# Problems and tasks
• A. Edit the stretch of the gaming router discussion from "Pretty much any" through "want some hand-configuring.", putting "DSL modem" in place of "cable modem".
• B. Decide whether each statement agrees with the gaming router discussion, answering yes or no and quoting the deciding words: (i) the poster has used a 486 with ISA NICs as a firewall; (ii) OpenWrt is said to need no hand-configuring; (iii) firmware is called software that gets loaded onto a general purpose processor.

# Page
— begin —
Comment removed (Score:3, Informative)
Re:wtf? (Score:3, Informative)
Stateful firewalls know all they need to know about TCP/IP to handle packets on a per-connection level. The game is running on another system, so the firewall need only needs to get a packet out onto the appropriate interface. I know PF can do this at the firewall level (see the fastroute keyword). Even if it does have to use the network stack (IPFW or IPF might not be able to route independantly, I'm not sure) FreeBSD can route packets very quickly[1].
"If you RTFA this "game router" is really only adding traffic shaping/prioritization, which is something a middle of the road router can do anyway in FIRMWARE which will be lots faster than that software."
Firmware is software that gets loaded onto a general purpose processor. Usually ARM or MIPS for broadband routers, IIRC. It doesn't matter whether it comes from an EEPROM, a flash memory chip, or a hard drive. Once it's in memory it's pretty much the same. The traffic shaping available with this will be a lot more configurable, and they wrapped the OS up into an easy-to-use distribution. It's not unusual for gamers to have unused computers sitting around, given their upgrade cycle, so it would be cheaper to use this if you have the hardware.
"Also you have to use good NICs (more $$$) on the old PC, which if it is an ISA bus PC good luck finding them, and if you find then you still got a 66MHz backplane in that old Pentium."
How many spare NICs do you have? Be honest. Until they started putting them on the motherboard most computers had one and whenever the computer died the NIC was always left over.
Pretty much any NIC will do for the purposes of broadband routing. The 66 mhz bus on a Pentium is also more than you need. A 486 can handle it. I've used a 486 with ISA NICs as a firewall on a cable modem with 5 megabits downstream bandwidth.
"There are lots of complexities here, it's not something your average gamer is going to build."
An easy to use package that runs on PCs a gamer already has? All they need to do is add a NIC or two? When they spend half their time putting in new video cards and RAID arrays on their other PC? When it'll save them enough money to get more game hardware? Sounds pretty plausible to me.
1 - http://people.freebsd.org/~andre/FreeBSD-5.3-Netw
Try openwrt (Score:4, Informative)
It's the most open of the alternativesd, last I looked. Not necessarily great for the lazy, though, since it will want some hand-configuring.
— end —
[Stored data entries]
— begin —
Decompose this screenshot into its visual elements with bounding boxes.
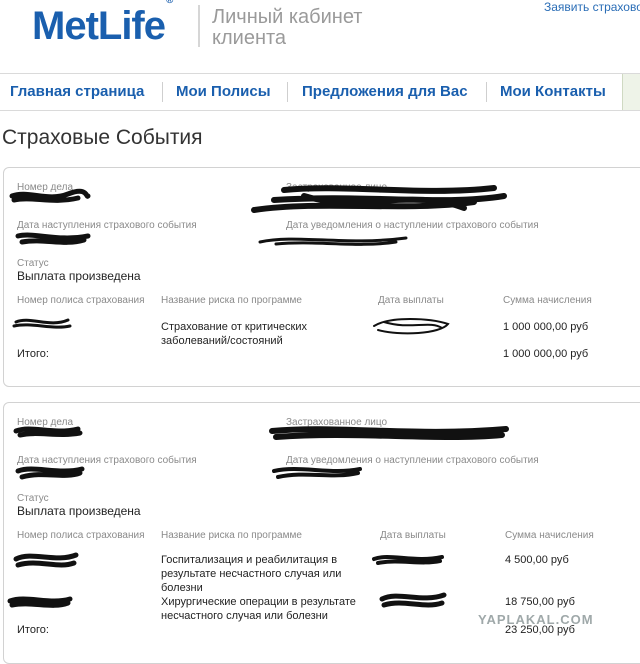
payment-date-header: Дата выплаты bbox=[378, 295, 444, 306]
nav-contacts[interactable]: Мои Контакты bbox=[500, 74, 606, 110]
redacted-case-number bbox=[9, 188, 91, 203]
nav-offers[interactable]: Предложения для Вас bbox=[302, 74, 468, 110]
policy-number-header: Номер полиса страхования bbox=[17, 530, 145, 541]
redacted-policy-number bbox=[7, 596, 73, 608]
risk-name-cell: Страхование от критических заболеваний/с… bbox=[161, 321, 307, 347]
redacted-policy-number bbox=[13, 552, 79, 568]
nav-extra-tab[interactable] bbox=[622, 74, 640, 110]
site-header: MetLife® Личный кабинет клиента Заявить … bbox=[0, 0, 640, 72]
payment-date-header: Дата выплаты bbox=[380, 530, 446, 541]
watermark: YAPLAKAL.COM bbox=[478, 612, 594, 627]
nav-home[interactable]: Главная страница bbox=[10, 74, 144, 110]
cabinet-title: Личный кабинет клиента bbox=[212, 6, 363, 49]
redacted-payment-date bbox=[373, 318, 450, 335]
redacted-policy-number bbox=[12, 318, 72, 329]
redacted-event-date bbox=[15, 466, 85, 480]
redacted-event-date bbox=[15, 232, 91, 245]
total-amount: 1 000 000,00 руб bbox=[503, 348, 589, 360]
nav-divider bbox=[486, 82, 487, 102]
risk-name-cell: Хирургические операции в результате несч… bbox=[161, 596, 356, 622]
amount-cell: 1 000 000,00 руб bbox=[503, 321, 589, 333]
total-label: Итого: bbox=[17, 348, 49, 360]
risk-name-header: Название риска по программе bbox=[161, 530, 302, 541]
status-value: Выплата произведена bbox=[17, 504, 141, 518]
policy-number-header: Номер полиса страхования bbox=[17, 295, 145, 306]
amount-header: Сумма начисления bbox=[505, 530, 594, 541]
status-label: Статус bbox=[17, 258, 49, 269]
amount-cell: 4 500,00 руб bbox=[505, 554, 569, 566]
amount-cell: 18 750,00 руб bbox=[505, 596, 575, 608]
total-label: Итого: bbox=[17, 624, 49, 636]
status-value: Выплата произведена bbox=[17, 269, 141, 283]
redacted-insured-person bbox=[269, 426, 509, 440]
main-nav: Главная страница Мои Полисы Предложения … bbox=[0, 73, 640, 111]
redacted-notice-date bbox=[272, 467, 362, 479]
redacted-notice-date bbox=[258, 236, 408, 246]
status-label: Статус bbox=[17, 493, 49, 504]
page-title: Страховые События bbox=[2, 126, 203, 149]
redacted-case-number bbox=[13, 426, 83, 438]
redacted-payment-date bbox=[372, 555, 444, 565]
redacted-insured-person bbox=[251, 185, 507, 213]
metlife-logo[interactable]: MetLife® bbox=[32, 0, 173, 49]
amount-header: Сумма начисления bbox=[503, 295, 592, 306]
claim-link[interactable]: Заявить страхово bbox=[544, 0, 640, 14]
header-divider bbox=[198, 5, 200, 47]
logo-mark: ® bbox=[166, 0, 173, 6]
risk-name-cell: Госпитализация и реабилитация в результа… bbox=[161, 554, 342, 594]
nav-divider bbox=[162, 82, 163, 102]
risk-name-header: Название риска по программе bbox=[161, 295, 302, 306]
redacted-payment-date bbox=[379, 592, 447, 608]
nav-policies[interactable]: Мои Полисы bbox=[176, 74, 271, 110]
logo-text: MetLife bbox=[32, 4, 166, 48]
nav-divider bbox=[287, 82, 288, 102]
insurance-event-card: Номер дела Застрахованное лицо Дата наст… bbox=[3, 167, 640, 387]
— end —
— begin —
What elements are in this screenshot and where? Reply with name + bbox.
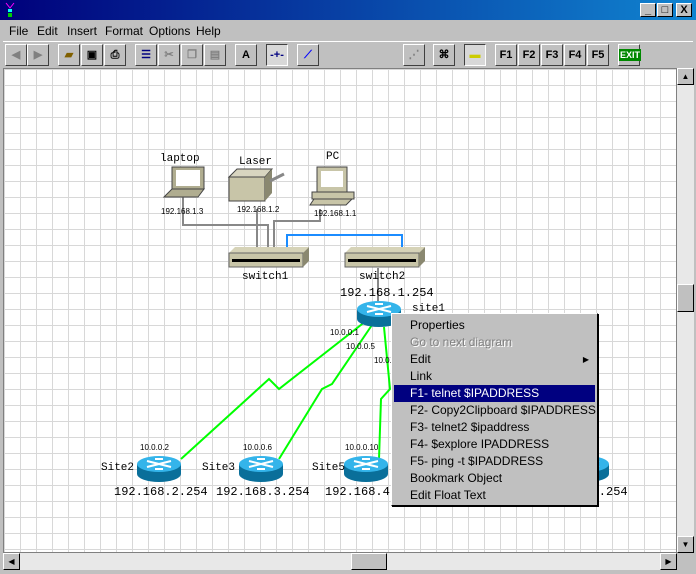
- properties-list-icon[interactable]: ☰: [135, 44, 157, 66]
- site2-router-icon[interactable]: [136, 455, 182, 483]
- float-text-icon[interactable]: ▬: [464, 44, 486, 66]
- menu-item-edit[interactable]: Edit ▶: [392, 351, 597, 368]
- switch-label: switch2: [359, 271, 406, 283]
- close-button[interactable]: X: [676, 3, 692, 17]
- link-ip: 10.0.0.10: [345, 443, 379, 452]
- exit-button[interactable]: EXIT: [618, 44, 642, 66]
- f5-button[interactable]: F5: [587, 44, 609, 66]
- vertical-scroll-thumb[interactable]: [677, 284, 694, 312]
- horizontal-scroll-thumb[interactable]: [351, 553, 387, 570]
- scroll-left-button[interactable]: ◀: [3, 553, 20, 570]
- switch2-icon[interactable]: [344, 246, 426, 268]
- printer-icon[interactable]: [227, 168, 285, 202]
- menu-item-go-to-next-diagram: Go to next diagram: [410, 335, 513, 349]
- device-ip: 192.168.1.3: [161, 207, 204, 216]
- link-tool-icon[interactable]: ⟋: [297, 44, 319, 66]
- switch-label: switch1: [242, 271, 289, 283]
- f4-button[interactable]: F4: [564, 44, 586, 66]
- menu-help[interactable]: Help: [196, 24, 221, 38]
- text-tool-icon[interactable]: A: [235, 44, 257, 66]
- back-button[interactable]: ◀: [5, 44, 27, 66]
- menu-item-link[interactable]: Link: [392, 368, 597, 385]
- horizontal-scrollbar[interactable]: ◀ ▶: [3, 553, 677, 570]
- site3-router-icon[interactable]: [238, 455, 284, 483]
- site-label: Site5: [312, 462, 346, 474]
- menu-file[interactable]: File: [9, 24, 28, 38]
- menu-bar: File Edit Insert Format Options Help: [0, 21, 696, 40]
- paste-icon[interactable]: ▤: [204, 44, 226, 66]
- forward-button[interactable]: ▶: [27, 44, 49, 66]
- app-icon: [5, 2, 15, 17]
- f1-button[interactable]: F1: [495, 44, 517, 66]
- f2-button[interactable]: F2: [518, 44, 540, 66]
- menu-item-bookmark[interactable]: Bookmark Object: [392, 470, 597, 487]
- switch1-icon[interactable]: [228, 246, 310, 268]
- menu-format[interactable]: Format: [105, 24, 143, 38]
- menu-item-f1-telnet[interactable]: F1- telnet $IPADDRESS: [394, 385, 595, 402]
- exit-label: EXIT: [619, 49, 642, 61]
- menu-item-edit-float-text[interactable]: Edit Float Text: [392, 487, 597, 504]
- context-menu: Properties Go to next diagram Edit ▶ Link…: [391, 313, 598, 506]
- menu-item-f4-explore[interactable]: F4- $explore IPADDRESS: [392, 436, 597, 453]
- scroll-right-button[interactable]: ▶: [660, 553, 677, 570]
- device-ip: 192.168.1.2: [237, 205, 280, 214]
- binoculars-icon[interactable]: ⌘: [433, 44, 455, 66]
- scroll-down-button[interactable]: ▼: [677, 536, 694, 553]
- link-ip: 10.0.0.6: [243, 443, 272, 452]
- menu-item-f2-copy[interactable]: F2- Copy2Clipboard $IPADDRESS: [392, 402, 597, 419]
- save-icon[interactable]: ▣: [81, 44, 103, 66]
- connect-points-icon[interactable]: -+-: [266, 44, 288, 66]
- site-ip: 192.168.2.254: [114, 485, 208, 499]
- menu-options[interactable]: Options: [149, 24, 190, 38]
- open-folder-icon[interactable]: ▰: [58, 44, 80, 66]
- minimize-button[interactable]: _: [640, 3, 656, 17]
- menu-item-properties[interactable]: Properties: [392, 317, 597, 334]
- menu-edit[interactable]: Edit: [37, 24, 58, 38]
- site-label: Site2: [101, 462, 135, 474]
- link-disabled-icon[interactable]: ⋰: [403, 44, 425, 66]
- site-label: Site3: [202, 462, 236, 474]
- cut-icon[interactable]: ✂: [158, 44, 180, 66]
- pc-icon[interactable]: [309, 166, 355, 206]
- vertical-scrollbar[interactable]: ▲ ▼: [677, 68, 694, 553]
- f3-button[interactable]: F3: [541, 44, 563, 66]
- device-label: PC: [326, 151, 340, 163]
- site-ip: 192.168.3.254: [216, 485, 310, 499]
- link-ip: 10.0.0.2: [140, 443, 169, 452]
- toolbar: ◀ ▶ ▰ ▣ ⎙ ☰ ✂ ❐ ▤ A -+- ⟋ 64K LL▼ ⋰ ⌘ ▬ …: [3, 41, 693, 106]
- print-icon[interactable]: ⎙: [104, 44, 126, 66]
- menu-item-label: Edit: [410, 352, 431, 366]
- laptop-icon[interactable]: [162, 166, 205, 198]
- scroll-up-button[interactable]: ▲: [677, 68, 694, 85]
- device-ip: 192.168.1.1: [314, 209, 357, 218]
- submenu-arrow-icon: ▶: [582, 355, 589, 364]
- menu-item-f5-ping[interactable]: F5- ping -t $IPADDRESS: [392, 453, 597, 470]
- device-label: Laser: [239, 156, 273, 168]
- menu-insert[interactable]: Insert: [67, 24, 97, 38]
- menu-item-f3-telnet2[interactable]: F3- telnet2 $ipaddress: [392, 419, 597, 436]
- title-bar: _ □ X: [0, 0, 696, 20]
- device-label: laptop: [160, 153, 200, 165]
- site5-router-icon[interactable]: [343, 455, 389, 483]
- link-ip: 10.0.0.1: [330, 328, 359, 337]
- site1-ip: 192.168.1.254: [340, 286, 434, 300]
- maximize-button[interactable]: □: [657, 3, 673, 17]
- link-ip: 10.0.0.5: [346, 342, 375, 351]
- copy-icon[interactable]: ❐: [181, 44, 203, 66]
— end —
# Task-by-task results
• A.
Pretty much any NIC will do for the purposes of broadband routing. The 66 mhz bus on a Pentium is also more than you need. A 486 can handle it. I've used a 486 with ISA NICs as a firewall on a DSL modem with 5 megabits downstream bandwidth.
"There are lots of complexities here, it's not something your average gamer is going to build."
An easy to use package that runs on PCs a gamer already has? All they need to do is add a NIC or two? When they spend half their time putting in new video cards and RAID arrays on their other PC? When it'll save them enough money to get more game hardware? Sounds pretty plausible to me.
1 - http://people.freebsd.org/~andre/FreeBSD-5.3-Netw
Try openwrt (Score:4, Informative)
It's the most open of the alternativesd, last I looked. Not necessarily great for the lazy, though, since it will want some hand-configuring.

• B.
(i) Yes: "I've used a 486 with ISA NICs as a firewall on a cable modem with 5 megabits downstream bandwidth."
(ii) No: "Not necessarily great for the lazy, though, since it will want some hand-configuring."
(iii) Yes: "Firmware is software that gets loaded onto a general purpose processor."